- Written problem -
Copy every line with the string "Monroe" in it.

# # # # # # #

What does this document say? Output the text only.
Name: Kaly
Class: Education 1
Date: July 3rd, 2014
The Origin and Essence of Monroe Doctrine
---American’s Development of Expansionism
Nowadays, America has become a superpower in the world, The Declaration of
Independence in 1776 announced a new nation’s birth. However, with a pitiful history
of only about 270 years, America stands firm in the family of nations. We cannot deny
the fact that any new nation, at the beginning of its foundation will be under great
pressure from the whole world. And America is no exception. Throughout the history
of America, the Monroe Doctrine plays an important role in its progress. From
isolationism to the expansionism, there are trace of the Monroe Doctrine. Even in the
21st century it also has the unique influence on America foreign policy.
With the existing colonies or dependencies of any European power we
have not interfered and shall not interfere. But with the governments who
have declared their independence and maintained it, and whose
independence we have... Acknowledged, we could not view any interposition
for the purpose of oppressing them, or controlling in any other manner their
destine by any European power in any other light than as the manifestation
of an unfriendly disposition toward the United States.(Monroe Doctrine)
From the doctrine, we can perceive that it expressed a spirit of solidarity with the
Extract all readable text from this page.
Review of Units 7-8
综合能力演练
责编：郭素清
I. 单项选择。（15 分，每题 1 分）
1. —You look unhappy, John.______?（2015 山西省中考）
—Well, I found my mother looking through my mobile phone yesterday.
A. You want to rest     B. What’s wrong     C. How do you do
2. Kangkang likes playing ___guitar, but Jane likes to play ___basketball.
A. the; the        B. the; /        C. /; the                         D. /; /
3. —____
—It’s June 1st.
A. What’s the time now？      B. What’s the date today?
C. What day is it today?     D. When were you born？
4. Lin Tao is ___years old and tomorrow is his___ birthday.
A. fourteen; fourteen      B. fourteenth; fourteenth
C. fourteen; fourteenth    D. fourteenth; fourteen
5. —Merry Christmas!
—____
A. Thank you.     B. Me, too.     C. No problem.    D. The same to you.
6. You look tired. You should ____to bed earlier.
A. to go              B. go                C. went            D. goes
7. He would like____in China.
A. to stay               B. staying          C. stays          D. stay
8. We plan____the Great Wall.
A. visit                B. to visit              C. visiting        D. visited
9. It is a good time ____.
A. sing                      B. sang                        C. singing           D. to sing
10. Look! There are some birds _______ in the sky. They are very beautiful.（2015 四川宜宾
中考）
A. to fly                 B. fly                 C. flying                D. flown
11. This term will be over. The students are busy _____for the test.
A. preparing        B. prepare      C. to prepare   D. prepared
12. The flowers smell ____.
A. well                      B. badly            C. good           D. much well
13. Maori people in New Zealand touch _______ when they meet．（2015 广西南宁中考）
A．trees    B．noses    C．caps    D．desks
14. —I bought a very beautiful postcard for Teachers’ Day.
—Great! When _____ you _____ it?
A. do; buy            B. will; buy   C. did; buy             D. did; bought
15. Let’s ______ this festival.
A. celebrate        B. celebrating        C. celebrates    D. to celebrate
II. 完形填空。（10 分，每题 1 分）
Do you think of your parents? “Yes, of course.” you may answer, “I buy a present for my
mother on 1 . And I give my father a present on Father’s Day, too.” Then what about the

# # # # # # #

- Complete response -
The Origin and Essence of Monroe Doctrine
of America, the Monroe Doctrine plays an important role in its progress. From
isolationism to the expansionism, there are trace of the Monroe Doctrine. Even in the
of an unfriendly disposition toward the United States.(Monroe Doctrine)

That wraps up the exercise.